## The problem:
All of the material should be reproduced exactly, with pictures left out.

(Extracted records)
-------------------------

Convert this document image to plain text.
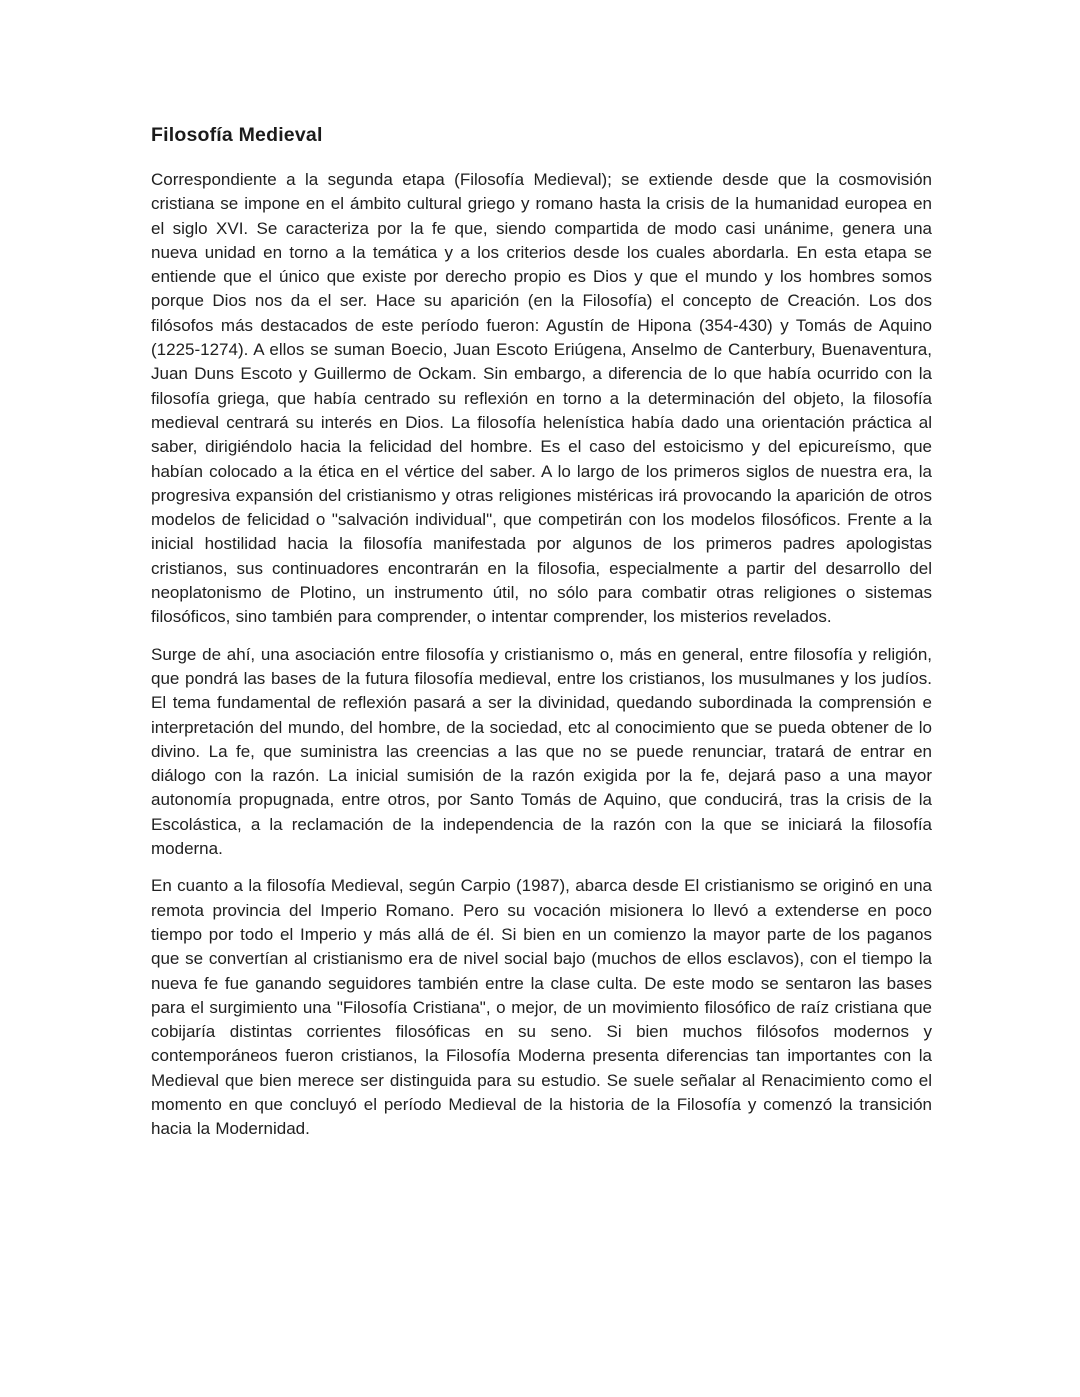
Filosofía Medieval

Correspondiente a la segunda etapa (Filosofía Medieval); se extiende desde que la cosmovisión cristiana se impone en el ámbito cultural griego y romano hasta la crisis de la humanidad europea en el siglo XVI. Se caracteriza por la fe que, siendo compartida de modo casi unánime, genera una nueva unidad en torno a la temática y a los criterios desde los cuales abordarla. En esta etapa se entiende que el único que existe por derecho propio es Dios y que el mundo y los hombres somos porque Dios nos da el ser. Hace su aparición (en la Filosofía) el concepto de Creación. Los dos filósofos más destacados de este período fueron: Agustín de Hipona (354-430) y Tomás de Aquino (1225-1274). A ellos se suman Boecio, Juan Escoto Eriúgena, Anselmo de Canterbury, Buenaventura, Juan Duns Escoto y Guillermo de Ockam. Sin embargo, a diferencia de lo que había ocurrido con la filosofía griega, que había centrado su reflexión en torno a la determinación del objeto, la filosofía medieval centrará su interés en Dios. La filosofía helenística había dado una orientación práctica al saber, dirigiéndolo hacia la felicidad del hombre. Es el caso del estoicismo y del epicureísmo, que habían colocado a la ética en el vértice del saber. A lo largo de los primeros siglos de nuestra era, la progresiva expansión del cristianismo y otras religiones mistéricas irá provocando la aparición de otros modelos de felicidad o "salvación individual", que competirán con los modelos filosóficos. Frente a la inicial hostilidad hacia la filosofía manifestada por algunos de los primeros padres apologistas cristianos, sus continuadores encontrarán en la filosofia, especialmente a partir del desarrollo del neoplatonismo de Plotino, un instrumento útil, no sólo para combatir otras religiones o sistemas filosóficos, sino también para comprender, o intentar comprender, los misterios revelados.

Surge de ahí, una asociación entre filosofía y cristianismo o, más en general, entre filosofía y religión, que pondrá las bases de la futura filosofía medieval, entre los cristianos, los musulmanes y los judíos. El tema fundamental de reflexión pasará a ser la divinidad, quedando subordinada la comprensión e interpretación del mundo, del hombre, de la sociedad, etc al conocimiento que se pueda obtener de lo divino. La fe, que suministra las creencias a las que no se puede renunciar, tratará de entrar en diálogo con la razón. La inicial sumisión de la razón exigida por la fe, dejará paso a una mayor autonomía propugnada, entre otros, por Santo Tomás de Aquino, que conducirá, tras la crisis de la Escolástica, a la reclamación de la independencia de la razón con la que se iniciará la filosofía moderna.

En cuanto a la filosofía Medieval, según Carpio (1987), abarca desde El cristianismo se originó en una remota provincia del Imperio Romano. Pero su vocación misionera lo llevó a extenderse en poco tiempo por todo el Imperio y más allá de él. Si bien en un comienzo la mayor parte de los paganos que se convertían al cristianismo era de nivel social bajo (muchos de ellos esclavos), con el tiempo la nueva fe fue ganando seguidores también entre la clase culta. De este modo se sentaron las bases para el surgimiento una "Filosofía Cristiana", o mejor, de un movimiento filosófico de raíz cristiana que cobijaría distintas corrientes filosóficas en su seno. Si bien muchos filósofos modernos y contemporáneos fueron cristianos, la Filosofía Moderna presenta diferencias tan importantes con la Medieval que bien merece ser distinguida para su estudio. Se suele señalar al Renacimiento como el momento en que concluyó el período Medieval de la historia de la Filosofía y comenzó la transición hacia la Modernidad.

-------------------------

## Written solution:
Convert this document image to plain text.
Filosofía Medieval

Correspondiente a la segunda etapa (Filosofía Medieval); se extiende desde que la cosmovisión cristiana se impone en el ámbito cultural griego y romano hasta la crisis de la humanidad europea en el siglo XVI. Se caracteriza por la fe que, siendo compartida de modo casi unánime, genera una nueva unidad en torno a la temática y a los criterios desde los cuales abordarla. En esta etapa se entiende que el único que existe por derecho propio es Dios y que el mundo y los hombres somos porque Dios nos da el ser. Hace su aparición (en la Filosofía) el concepto de Creación. Los dos filósofos más destacados de este período fueron: Agustín de Hipona (354-430) y Tomás de Aquino (1225-1274). A ellos se suman Boecio, Juan Escoto Eriúgena, Anselmo de Canterbury, Buenaventura, Juan Duns Escoto y Guillermo de Ockam. Sin embargo, a diferencia de lo que había ocurrido con la filosofía griega, que había centrado su reflexión en torno a la determinación del objeto, la filosofía medieval centrará su interés en Dios. La filosofía helenística había dado una orientación práctica al saber, dirigiéndolo hacia la felicidad del hombre. Es el caso del estoicismo y del epicureísmo, que habían colocado a la ética en el vértice del saber. A lo largo de los primeros siglos de nuestra era, la progresiva expansión del cristianismo y otras religiones mistéricas irá provocando la aparición de otros modelos de felicidad o "salvación individual", que competirán con los modelos filosóficos. Frente a la inicial hostilidad hacia la filosofía manifestada por algunos de los primeros padres apologistas cristianos, sus continuadores encontrarán en la filosofia, especialmente a partir del desarrollo del neoplatonismo de Plotino, un instrumento útil, no sólo para combatir otras religiones o sistemas filosóficos, sino también para comprender, o intentar comprender, los misterios revelados.

Surge de ahí, una asociación entre filosofía y cristianismo o, más en general, entre filosofía y religión, que pondrá las bases de la futura filosofía medieval, entre los cristianos, los musulmanes y los judíos. El tema fundamental de reflexión pasará a ser la divinidad, quedando subordinada la comprensión e interpretación del mundo, del hombre, de la sociedad, etc al conocimiento que se pueda obtener de lo divino. La fe, que suministra las creencias a las que no se puede renunciar, tratará de entrar en diálogo con la razón. La inicial sumisión de la razón exigida por la fe, dejará paso a una mayor autonomía propugnada, entre otros, por Santo Tomás de Aquino, que conducirá, tras la crisis de la Escolástica, a la reclamación de la independencia de la razón con la que se iniciará la filosofía moderna.

En cuanto a la filosofía Medieval, según Carpio (1987), abarca desde El cristianismo se originó en una remota provincia del Imperio Romano. Pero su vocación misionera lo llevó a extenderse en poco tiempo por todo el Imperio y más allá de él. Si bien en un comienzo la mayor parte de los paganos que se convertían al cristianismo era de nivel social bajo (muchos de ellos esclavos), con el tiempo la nueva fe fue ganando seguidores también entre la clase culta. De este modo se sentaron las bases para el surgimiento una "Filosofía Cristiana", o mejor, de un movimiento filosófico de raíz cristiana que cobijaría distintas corrientes filosóficas en su seno. Si bien muchos filósofos modernos y contemporáneos fueron cristianos, la Filosofía Moderna presenta diferencias tan importantes con la Medieval que bien merece ser distinguida para su estudio. Se suele señalar al Renacimiento como el momento en que concluyó el período Medieval de la historia de la Filosofía y comenzó la transición hacia la Modernidad.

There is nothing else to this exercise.